**Aim of the task:** Extract every record, keeping each one exactly as it is.

______________________________

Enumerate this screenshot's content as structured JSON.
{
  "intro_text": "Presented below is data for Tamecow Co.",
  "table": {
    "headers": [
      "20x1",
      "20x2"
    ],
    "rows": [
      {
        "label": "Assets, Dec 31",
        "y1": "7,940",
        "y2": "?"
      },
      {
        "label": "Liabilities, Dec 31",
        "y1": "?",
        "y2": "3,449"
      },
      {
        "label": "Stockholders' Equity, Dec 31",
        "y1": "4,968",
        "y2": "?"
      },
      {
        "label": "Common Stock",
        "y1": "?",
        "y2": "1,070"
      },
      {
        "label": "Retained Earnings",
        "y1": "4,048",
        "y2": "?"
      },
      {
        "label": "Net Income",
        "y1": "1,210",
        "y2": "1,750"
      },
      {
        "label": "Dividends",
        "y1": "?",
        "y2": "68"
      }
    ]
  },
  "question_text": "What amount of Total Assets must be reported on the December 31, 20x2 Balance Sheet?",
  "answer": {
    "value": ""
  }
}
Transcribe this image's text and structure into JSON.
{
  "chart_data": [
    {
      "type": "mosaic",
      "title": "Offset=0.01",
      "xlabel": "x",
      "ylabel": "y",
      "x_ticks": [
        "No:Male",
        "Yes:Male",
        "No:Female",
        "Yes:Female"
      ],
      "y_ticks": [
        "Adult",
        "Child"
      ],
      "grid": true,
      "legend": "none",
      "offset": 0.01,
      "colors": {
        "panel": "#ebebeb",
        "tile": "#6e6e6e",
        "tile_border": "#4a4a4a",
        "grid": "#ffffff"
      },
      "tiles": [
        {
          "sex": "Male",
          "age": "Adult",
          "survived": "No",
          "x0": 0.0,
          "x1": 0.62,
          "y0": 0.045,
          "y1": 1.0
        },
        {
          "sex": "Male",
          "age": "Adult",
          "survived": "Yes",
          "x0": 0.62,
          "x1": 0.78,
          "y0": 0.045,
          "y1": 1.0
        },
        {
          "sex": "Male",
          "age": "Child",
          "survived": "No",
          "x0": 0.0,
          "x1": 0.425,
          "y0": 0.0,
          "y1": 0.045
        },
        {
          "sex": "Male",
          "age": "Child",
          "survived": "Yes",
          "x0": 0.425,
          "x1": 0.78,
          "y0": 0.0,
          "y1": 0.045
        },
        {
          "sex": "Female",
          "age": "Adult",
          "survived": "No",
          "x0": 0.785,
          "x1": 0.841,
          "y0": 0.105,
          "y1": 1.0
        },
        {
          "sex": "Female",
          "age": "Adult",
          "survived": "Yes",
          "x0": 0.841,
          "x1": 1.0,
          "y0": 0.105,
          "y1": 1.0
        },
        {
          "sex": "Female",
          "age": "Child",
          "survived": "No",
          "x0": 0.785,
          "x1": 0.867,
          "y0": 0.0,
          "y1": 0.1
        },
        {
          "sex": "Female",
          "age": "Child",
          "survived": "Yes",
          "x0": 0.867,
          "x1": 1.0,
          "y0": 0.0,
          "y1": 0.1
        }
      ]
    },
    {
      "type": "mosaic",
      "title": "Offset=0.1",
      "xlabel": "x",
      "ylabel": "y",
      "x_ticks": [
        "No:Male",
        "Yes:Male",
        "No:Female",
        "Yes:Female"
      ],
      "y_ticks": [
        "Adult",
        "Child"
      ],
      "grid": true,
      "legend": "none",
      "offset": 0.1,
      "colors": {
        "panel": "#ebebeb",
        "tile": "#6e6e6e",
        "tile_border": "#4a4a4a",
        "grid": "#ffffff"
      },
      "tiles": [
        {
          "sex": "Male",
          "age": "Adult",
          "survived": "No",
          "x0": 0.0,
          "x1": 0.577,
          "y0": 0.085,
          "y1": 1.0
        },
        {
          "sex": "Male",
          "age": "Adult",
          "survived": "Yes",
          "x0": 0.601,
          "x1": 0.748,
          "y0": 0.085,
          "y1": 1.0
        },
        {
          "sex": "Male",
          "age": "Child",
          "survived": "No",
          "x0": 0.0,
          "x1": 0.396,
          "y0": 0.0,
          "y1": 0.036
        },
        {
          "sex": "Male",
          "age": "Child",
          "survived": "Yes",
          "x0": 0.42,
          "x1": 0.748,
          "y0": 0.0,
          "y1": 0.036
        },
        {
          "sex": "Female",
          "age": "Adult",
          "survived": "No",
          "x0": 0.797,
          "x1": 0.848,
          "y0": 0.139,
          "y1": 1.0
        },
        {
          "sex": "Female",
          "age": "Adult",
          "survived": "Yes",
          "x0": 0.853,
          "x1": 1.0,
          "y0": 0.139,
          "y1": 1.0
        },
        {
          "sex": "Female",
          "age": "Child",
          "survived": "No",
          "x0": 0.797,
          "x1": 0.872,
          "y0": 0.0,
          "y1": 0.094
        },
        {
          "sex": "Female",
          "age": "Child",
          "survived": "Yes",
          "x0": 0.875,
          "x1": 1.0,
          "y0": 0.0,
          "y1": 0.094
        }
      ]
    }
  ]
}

______________________________

**Solution to this task:**
Enumerate this screenshot's content as structured JSON.
{
  "intro_text": "Presented below is data for Tamecow Co.",
  "table": {
    "headers": [
      "20x1",
      "20x2"
    ],
    "rows": [
      {
        "label": "Assets, Dec 31",
        "y1": "7,940",
        "y2": "?"
      },
      {
        "label": "Liabilities, Dec 31",
        "y1": "?",
        "y2": "3,449"
      },
      {
        "label": "Stockholders' Equity, Dec 31",
        "y1": "4,968",
        "y2": "?"
      },
      {
        "label": "Common Stock",
        "y1": "?",
        "y2": "1,070"
      },
      {
        "label": "Retained Earnings",
        "y1": "4,048",
        "y2": "?"
      },
      {
        "label": "Net Income",
        "y1": "1,210",
        "y2": "1,750"
      },
      {
        "label": "Dividends",
        "y1": "?",
        "y2": "68"
      }
    ]
  },
  "question_text": "What amount of Total Assets must be reported on the December 31, 20x2 Balance Sheet?",
  "answer": {
    "value": ""
  }
}
Transcribe this image's text and structure into JSON.
{
  "chart_data": [
    {
      "type": "mosaic",
      "title": "Offset=0.01",
      "xlabel": "x",
      "ylabel": "y",
      "x_ticks": [
        "No:Male",
        "Yes:Male",
        "No:Female",
        "Yes:Female"
      ],
      "y_ticks": [
        "Adult",
        "Child"
      ],
      "grid": true,
      "legend": "none",
      "offset": 0.01,
      "colors": {
        "panel": "#ebebeb",
        "tile": "#6e6e6e",
        "tile_border": "#4a4a4a",
        "grid": "#ffffff"
      },
      "tiles": [
        {
          "sex": "Male",
          "age": "Adult",
          "survived": "No",
          "x0": 0.0,
          "x1": 0.62,
          "y0": 0.045,
          "y1": 1.0
        },
        {
          "sex": "Male",
          "age": "Adult",
          "survived": "Yes",
          "x0": 0.62,
          "x1": 0.78,
          "y0": 0.045,
          "y1": 1.0
        },
        {
          "sex": "Male",
          "age": "Child",
          "survived": "No",
          "x0": 0.0,
          "x1": 0.425,
          "y0": 0.0,
          "y1": 0.045
        },
        {
          "sex": "Male",
          "age": "Child",
          "survived": "Yes",
          "x0": 0.425,
          "x1": 0.78,
          "y0": 0.0,
          "y1": 0.045
        },
        {
          "sex": "Female",
          "age": "Adult",
          "survived": "No",
          "x0": 0.785,
          "x1": 0.841,
          "y0": 0.105,
          "y1": 1.0
        },
        {
          "sex": "Female",
          "age": "Adult",
          "survived": "Yes",
          "x0": 0.841,
          "x1": 1.0,
          "y0": 0.105,
          "y1": 1.0
        },
        {
          "sex": "Female",
          "age": "Child",
          "survived": "No",
          "x0": 0.785,
          "x1": 0.867,
          "y0": 0.0,
          "y1": 0.1
        },
        {
          "sex": "Female",
          "age": "Child",
          "survived": "Yes",
          "x0": 0.867,
          "x1": 1.0,
          "y0": 0.0,
          "y1": 0.1
        }
      ]
    },
    {
      "type": "mosaic",
      "title": "Offset=0.1",
      "xlabel": "x",
      "ylabel": "y",
      "x_ticks": [
        "No:Male",
        "Yes:Male",
        "No:Female",
        "Yes:Female"
      ],
      "y_ticks": [
        "Adult",
        "Child"
      ],
      "grid": true,
      "legend": "none",
      "offset": 0.1,
      "colors": {
        "panel": "#ebebeb",
        "tile": "#6e6e6e",
        "tile_border": "#4a4a4a",
        "grid": "#ffffff"
      },
      "tiles": [
        {
          "sex": "Male",
          "age": "Adult",
          "survived": "No",
          "x0": 0.0,
          "x1": 0.577,
          "y0": 0.085,
          "y1": 1.0
        },
        {
          "sex": "Male",
          "age": "Adult",
          "survived": "Yes",
          "x0": 0.601,
          "x1": 0.748,
          "y0": 0.085,
          "y1": 1.0
        },
        {
          "sex": "Male",
          "age": "Child",
          "survived": "No",
          "x0": 0.0,
          "x1": 0.396,
          "y0": 0.0,
          "y1": 0.036
        },
        {
          "sex": "Male",
          "age": "Child",
          "survived": "Yes",
          "x0": 0.42,
          "x1": 0.748,
          "y0": 0.0,
          "y1": 0.036
        },
        {
          "sex": "Female",
          "age": "Adult",
          "survived": "No",
          "x0": 0.797,
          "x1": 0.848,
          "y0": 0.139,
          "y1": 1.0
        },
        {
          "sex": "Female",
          "age": "Adult",
          "survived": "Yes",
          "x0": 0.853,
          "x1": 1.0,
          "y0": 0.139,
          "y1": 1.0
        },
        {
          "sex": "Female",
          "age": "Child",
          "survived": "No",
          "x0": 0.797,
          "x1": 0.872,
          "y0": 0.0,
          "y1": 0.094
        },
        {
          "sex": "Female",
          "age": "Child",
          "survived": "Yes",
          "x0": 0.875,
          "x1": 1.0,
          "y0": 0.0,
          "y1": 0.094
        }
      ]
    }
  ]
}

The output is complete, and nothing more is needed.